**SET EXERCISE:**
Transcribe the entries that follow exactly as they appear, minus pictures.

***** RECORDS FOR THIS EXERCISE *****

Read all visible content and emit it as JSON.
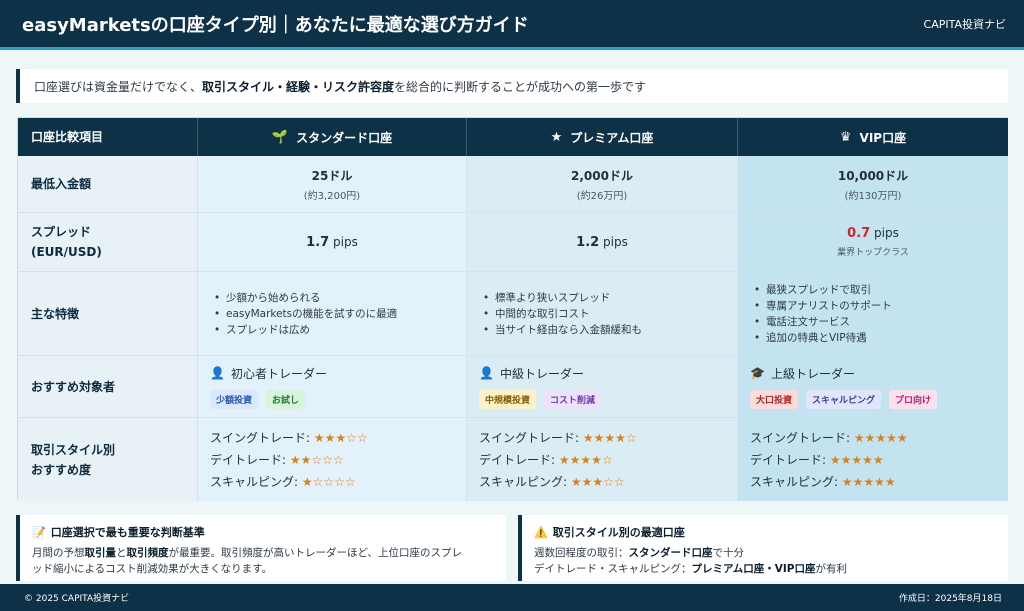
{
  "header": {
    "title": "easyMarketsの口座タイプ別｜あなたに最適な選び方ガイド",
    "brand": "CAPITA投資ナビ"
  },
  "intro": {
    "before": "口座選びは資金量だけでなく、",
    "bold": "取引スタイル・経験・リスク許容度",
    "after": "を総合的に判断することが成功への第一歩です"
  },
  "table": {
    "corner": "口座比較項目",
    "columns": [
      {
        "label": "スタンダード口座",
        "icon": "seedling-icon",
        "glyph": "🌱"
      },
      {
        "label": "プレミアム口座",
        "icon": "star-icon",
        "glyph": "★"
      },
      {
        "label": "VIP口座",
        "icon": "crown-icon",
        "glyph": "♛"
      }
    ],
    "rows": {
      "deposit": {
        "label": "最低入金額",
        "values": [
          {
            "main": "25ドル",
            "sub": "(約3,200円)"
          },
          {
            "main": "2,000ドル",
            "sub": "(約26万円)"
          },
          {
            "main": "10,000ドル",
            "sub": "(約130万円)"
          }
        ]
      },
      "spread": {
        "label_line1": "スプレッド",
        "label_line2": "(EUR/USD)",
        "unit": "pips",
        "values": [
          "1.7",
          "1.2",
          "0.7"
        ],
        "vip_note": "業界トップクラス",
        "highlight_color": "#d0262a"
      },
      "features": {
        "label": "主な特徴",
        "values": [
          [
            "少額から始められる",
            "easyMarketsの機能を試すのに最適",
            "スプレッドは広め"
          ],
          [
            "標準より狭いスプレッド",
            "中間的な取引コスト",
            "当サイト経由なら入金額緩和も"
          ],
          [
            "最狭スプレッドで取引",
            "専属アナリストのサポート",
            "電話注文サービス",
            "追加の特典とVIP待遇"
          ]
        ]
      },
      "target": {
        "label": "おすすめ対象者",
        "values": [
          {
            "who": "初心者トレーダー",
            "icon": "user-icon",
            "glyph": "👤",
            "tags": [
              {
                "text": "少額投資",
                "bg": "#dbe8fb",
                "fg": "#2358b0"
              },
              {
                "text": "お試し",
                "bg": "#d7f3dc",
                "fg": "#217a35"
              }
            ]
          },
          {
            "who": "中級トレーダー",
            "icon": "user-tie-icon",
            "glyph": "👤",
            "tags": [
              {
                "text": "中規模投資",
                "bg": "#fdf1c9",
                "fg": "#8a5a00"
              },
              {
                "text": "コスト削減",
                "bg": "#ece2fa",
                "fg": "#6a3bb0"
              }
            ]
          },
          {
            "who": "上級トレーダー",
            "icon": "graduate-icon",
            "glyph": "🎓",
            "tags": [
              {
                "text": "大口投資",
                "bg": "#fbdcdc",
                "fg": "#b02323"
              },
              {
                "text": "スキャルピング",
                "bg": "#e3e6fb",
                "fg": "#3342a8"
              },
              {
                "text": "プロ向け",
                "bg": "#fbe0ee",
                "fg": "#b0236a"
              }
            ]
          }
        ]
      },
      "style": {
        "label_line1": "取引スタイル別",
        "label_line2": "おすすめ度",
        "styles": [
          "スイングトレード:",
          "デイトレード:",
          "スキャルピング:"
        ],
        "ratings": [
          [
            3,
            2,
            1
          ],
          [
            4,
            4,
            3
          ],
          [
            5,
            5,
            5
          ]
        ],
        "max": 5
      }
    }
  },
  "boxes": [
    {
      "icon": "memo-icon",
      "glyph": "📝",
      "title": "口座選択で最も重要な判断基準",
      "line1_a": "月間の予想",
      "line1_b": "取引量",
      "line1_c": "と",
      "line1_d": "取引頻度",
      "line1_e": "が最重要。取引頻度が高いトレーダーほど、上位口座のスプレ",
      "line2": "ッド縮小によるコスト削減効果が大きくなります。"
    },
    {
      "icon": "warning-icon",
      "glyph": "⚠️",
      "title": "取引スタイル別の最適口座",
      "line1_a": "週数回程度の取引：",
      "line1_b": "スタンダード口座",
      "line1_c": "で十分",
      "line2_a": "デイトレード・スキャルピング：",
      "line2_b": "プレミアム口座・VIP口座",
      "line2_c": "が有利"
    }
  ],
  "footer": {
    "copyright": "© 2025 CAPITA投資ナビ",
    "date": "作成日：2025年8月18日"
  }
}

*****

**SOLUTION TO THE PROBLEM:**
Read all visible content and emit it as JSON.
{
  "header": {
    "title": "easyMarketsの口座タイプ別｜あなたに最適な選び方ガイド",
    "brand": "CAPITA投資ナビ"
  },
  "intro": {
    "before": "口座選びは資金量だけでなく、",
    "bold": "取引スタイル・経験・リスク許容度",
    "after": "を総合的に判断することが成功への第一歩です"
  },
  "table": {
    "corner": "口座比較項目",
    "columns": [
      {
        "label": "スタンダード口座",
        "icon": "seedling-icon",
        "glyph": "🌱"
      },
      {
        "label": "プレミアム口座",
        "icon": "star-icon",
        "glyph": "★"
      },
      {
        "label": "VIP口座",
        "icon": "crown-icon",
        "glyph": "♛"
      }
    ],
    "rows": {
      "deposit": {
        "label": "最低入金額",
        "values": [
          {
            "main": "25ドル",
            "sub": "(約3,200円)"
          },
          {
            "main": "2,000ドル",
            "sub": "(約26万円)"
          },
          {
            "main": "10,000ドル",
            "sub": "(約130万円)"
          }
        ]
      },
      "spread": {
        "label_line1": "スプレッド",
        "label_line2": "(EUR/USD)",
        "unit": "pips",
        "values": [
          "1.7",
          "1.2",
          "0.7"
        ],
        "vip_note": "業界トップクラス",
        "highlight_color": "#d0262a"
      },
      "features": {
        "label": "主な特徴",
        "values": [
          [
            "少額から始められる",
            "easyMarketsの機能を試すのに最適",
            "スプレッドは広め"
          ],
          [
            "標準より狭いスプレッド",
            "中間的な取引コスト",
            "当サイト経由なら入金額緩和も"
          ],
          [
            "最狭スプレッドで取引",
            "専属アナリストのサポート",
            "電話注文サービス",
            "追加の特典とVIP待遇"
          ]
        ]
      },
      "target": {
        "label": "おすすめ対象者",
        "values": [
          {
            "who": "初心者トレーダー",
            "icon": "user-icon",
            "glyph": "👤",
            "tags": [
              {
                "text": "少額投資",
                "bg": "#dbe8fb",
                "fg": "#2358b0"
              },
              {
                "text": "お試し",
                "bg": "#d7f3dc",
                "fg": "#217a35"
              }
            ]
          },
          {
            "who": "中級トレーダー",
            "icon": "user-tie-icon",
            "glyph": "👤",
            "tags": [
              {
                "text": "中規模投資",
                "bg": "#fdf1c9",
                "fg": "#8a5a00"
              },
              {
                "text": "コスト削減",
                "bg": "#ece2fa",
                "fg": "#6a3bb0"
              }
            ]
          },
          {
            "who": "上級トレーダー",
            "icon": "graduate-icon",
            "glyph": "🎓",
            "tags": [
              {
                "text": "大口投資",
                "bg": "#fbdcdc",
                "fg": "#b02323"
              },
              {
                "text": "スキャルピング",
                "bg": "#e3e6fb",
                "fg": "#3342a8"
              },
              {
                "text": "プロ向け",
                "bg": "#fbe0ee",
                "fg": "#b0236a"
              }
            ]
          }
        ]
      },
      "style": {
        "label_line1": "取引スタイル別",
        "label_line2": "おすすめ度",
        "styles": [
          "スイングトレード:",
          "デイトレード:",
          "スキャルピング:"
        ],
        "ratings": [
          [
            3,
            2,
            1
          ],
          [
            4,
            4,
            3
          ],
          [
            5,
            5,
            5
          ]
        ],
        "max": 5
      }
    }
  },
  "boxes": [
    {
      "icon": "memo-icon",
      "glyph": "📝",
      "title": "口座選択で最も重要な判断基準",
      "line1_a": "月間の予想",
      "line1_b": "取引量",
      "line1_c": "と",
      "line1_d": "取引頻度",
      "line1_e": "が最重要。取引頻度が高いトレーダーほど、上位口座のスプレ",
      "line2": "ッド縮小によるコスト削減効果が大きくなります。"
    },
    {
      "icon": "warning-icon",
      "glyph": "⚠️",
      "title": "取引スタイル別の最適口座",
      "line1_a": "週数回程度の取引：",
      "line1_b": "スタンダード口座",
      "line1_c": "で十分",
      "line2_a": "デイトレード・スキャルピング：",
      "line2_b": "プレミアム口座・VIP口座",
      "line2_c": "が有利"
    }
  ],
  "footer": {
    "copyright": "© 2025 CAPITA投資ナビ",
    "date": "作成日：2025年8月18日"
  }
}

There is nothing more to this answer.